[begin SUPPLIED INFORMATION]

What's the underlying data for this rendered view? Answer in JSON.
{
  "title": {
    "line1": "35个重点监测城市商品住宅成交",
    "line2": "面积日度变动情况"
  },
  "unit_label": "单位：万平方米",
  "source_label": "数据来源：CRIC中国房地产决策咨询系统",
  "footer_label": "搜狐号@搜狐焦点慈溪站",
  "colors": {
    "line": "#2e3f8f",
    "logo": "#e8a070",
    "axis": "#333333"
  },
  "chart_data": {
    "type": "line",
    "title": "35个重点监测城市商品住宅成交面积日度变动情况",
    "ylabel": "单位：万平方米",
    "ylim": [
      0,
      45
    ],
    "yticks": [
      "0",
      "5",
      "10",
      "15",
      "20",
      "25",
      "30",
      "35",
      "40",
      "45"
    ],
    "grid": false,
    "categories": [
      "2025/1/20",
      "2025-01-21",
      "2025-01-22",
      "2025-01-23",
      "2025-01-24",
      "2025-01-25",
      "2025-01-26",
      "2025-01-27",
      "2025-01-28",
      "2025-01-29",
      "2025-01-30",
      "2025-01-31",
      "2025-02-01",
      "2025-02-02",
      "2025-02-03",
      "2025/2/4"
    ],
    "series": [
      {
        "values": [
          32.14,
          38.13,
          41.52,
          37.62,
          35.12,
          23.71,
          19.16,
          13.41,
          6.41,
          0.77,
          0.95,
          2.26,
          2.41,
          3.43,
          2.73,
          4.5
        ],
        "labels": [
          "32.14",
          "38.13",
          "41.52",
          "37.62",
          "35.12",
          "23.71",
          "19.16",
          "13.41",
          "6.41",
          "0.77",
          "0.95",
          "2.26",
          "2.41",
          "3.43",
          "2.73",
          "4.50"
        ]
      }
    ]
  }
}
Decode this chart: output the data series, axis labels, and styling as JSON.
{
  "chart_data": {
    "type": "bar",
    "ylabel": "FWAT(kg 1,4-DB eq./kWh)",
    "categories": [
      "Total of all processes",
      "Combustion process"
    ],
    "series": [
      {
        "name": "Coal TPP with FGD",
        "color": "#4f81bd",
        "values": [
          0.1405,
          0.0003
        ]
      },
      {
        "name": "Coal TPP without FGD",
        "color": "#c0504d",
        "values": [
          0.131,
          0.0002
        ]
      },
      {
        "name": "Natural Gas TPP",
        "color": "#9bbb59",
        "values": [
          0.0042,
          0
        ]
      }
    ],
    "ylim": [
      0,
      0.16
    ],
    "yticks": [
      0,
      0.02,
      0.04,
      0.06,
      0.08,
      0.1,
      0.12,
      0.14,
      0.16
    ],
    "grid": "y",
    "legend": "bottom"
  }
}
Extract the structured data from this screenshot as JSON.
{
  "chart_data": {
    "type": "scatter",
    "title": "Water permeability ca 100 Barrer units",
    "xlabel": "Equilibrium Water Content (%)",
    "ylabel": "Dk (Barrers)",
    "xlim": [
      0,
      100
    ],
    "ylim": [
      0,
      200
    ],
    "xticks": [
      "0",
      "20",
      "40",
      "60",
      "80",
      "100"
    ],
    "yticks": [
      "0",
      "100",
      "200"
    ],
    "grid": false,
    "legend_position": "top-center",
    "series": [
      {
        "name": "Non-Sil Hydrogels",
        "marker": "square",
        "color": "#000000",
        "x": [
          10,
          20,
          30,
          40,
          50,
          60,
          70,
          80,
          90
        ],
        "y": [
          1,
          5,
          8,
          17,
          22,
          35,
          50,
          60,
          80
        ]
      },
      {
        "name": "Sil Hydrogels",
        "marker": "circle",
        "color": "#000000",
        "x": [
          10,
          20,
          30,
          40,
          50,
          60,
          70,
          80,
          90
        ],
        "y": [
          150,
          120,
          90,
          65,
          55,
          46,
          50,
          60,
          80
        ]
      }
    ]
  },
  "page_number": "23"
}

[end SUPPLIED INFORMATION]

TASK INSTRUCTIONS: Using the entries above, please restate each one word for word.

RESULT BELOW:
What's the underlying data for this rendered view? Answer in JSON.
{
  "title": {
    "line1": "35个重点监测城市商品住宅成交",
    "line2": "面积日度变动情况"
  },
  "unit_label": "单位：万平方米",
  "source_label": "数据来源：CRIC中国房地产决策咨询系统",
  "footer_label": "搜狐号@搜狐焦点慈溪站",
  "colors": {
    "line": "#2e3f8f",
    "logo": "#e8a070",
    "axis": "#333333"
  },
  "chart_data": {
    "type": "line",
    "title": "35个重点监测城市商品住宅成交面积日度变动情况",
    "ylabel": "单位：万平方米",
    "ylim": [
      0,
      45
    ],
    "yticks": [
      "0",
      "5",
      "10",
      "15",
      "20",
      "25",
      "30",
      "35",
      "40",
      "45"
    ],
    "grid": false,
    "categories": [
      "2025/1/20",
      "2025-01-21",
      "2025-01-22",
      "2025-01-23",
      "2025-01-24",
      "2025-01-25",
      "2025-01-26",
      "2025-01-27",
      "2025-01-28",
      "2025-01-29",
      "2025-01-30",
      "2025-01-31",
      "2025-02-01",
      "2025-02-02",
      "2025-02-03",
      "2025/2/4"
    ],
    "series": [
      {
        "values": [
          32.14,
          38.13,
          41.52,
          37.62,
          35.12,
          23.71,
          19.16,
          13.41,
          6.41,
          0.77,
          0.95,
          2.26,
          2.41,
          3.43,
          2.73,
          4.5
        ],
        "labels": [
          "32.14",
          "38.13",
          "41.52",
          "37.62",
          "35.12",
          "23.71",
          "19.16",
          "13.41",
          "6.41",
          "0.77",
          "0.95",
          "2.26",
          "2.41",
          "3.43",
          "2.73",
          "4.50"
        ]
      }
    ]
  }
}
Decode this chart: output the data series, axis labels, and styling as JSON.
{
  "chart_data": {
    "type": "bar",
    "ylabel": "FWAT(kg 1,4-DB eq./kWh)",
    "categories": [
      "Total of all processes",
      "Combustion process"
    ],
    "series": [
      {
        "name": "Coal TPP with FGD",
        "color": "#4f81bd",
        "values": [
          0.1405,
          0.0003
        ]
      },
      {
        "name": "Coal TPP without FGD",
        "color": "#c0504d",
        "values": [
          0.131,
          0.0002
        ]
      },
      {
        "name": "Natural Gas TPP",
        "color": "#9bbb59",
        "values": [
          0.0042,
          0
        ]
      }
    ],
    "ylim": [
      0,
      0.16
    ],
    "yticks": [
      0,
      0.02,
      0.04,
      0.06,
      0.08,
      0.1,
      0.12,
      0.14,
      0.16
    ],
    "grid": "y",
    "legend": "bottom"
  }
}
Extract the structured data from this screenshot as JSON.
{
  "chart_data": {
    "type": "scatter",
    "title": "Water permeability ca 100 Barrer units",
    "xlabel": "Equilibrium Water Content (%)",
    "ylabel": "Dk (Barrers)",
    "xlim": [
      0,
      100
    ],
    "ylim": [
      0,
      200
    ],
    "xticks": [
      "0",
      "20",
      "40",
      "60",
      "80",
      "100"
    ],
    "yticks": [
      "0",
      "100",
      "200"
    ],
    "grid": false,
    "legend_position": "top-center",
    "series": [
      {
        "name": "Non-Sil Hydrogels",
        "marker": "square",
        "color": "#000000",
        "x": [
          10,
          20,
          30,
          40,
          50,
          60,
          70,
          80,
          90
        ],
        "y": [
          1,
          5,
          8,
          17,
          22,
          35,
          50,
          60,
          80
        ]
      },
      {
        "name": "Sil Hydrogels",
        "marker": "circle",
        "color": "#000000",
        "x": [
          10,
          20,
          30,
          40,
          50,
          60,
          70,
          80,
          90
        ],
        "y": [
          150,
          120,
          90,
          65,
          55,
          46,
          50,
          60,
          80
        ]
      }
    ]
  },
  "page_number": "23"
}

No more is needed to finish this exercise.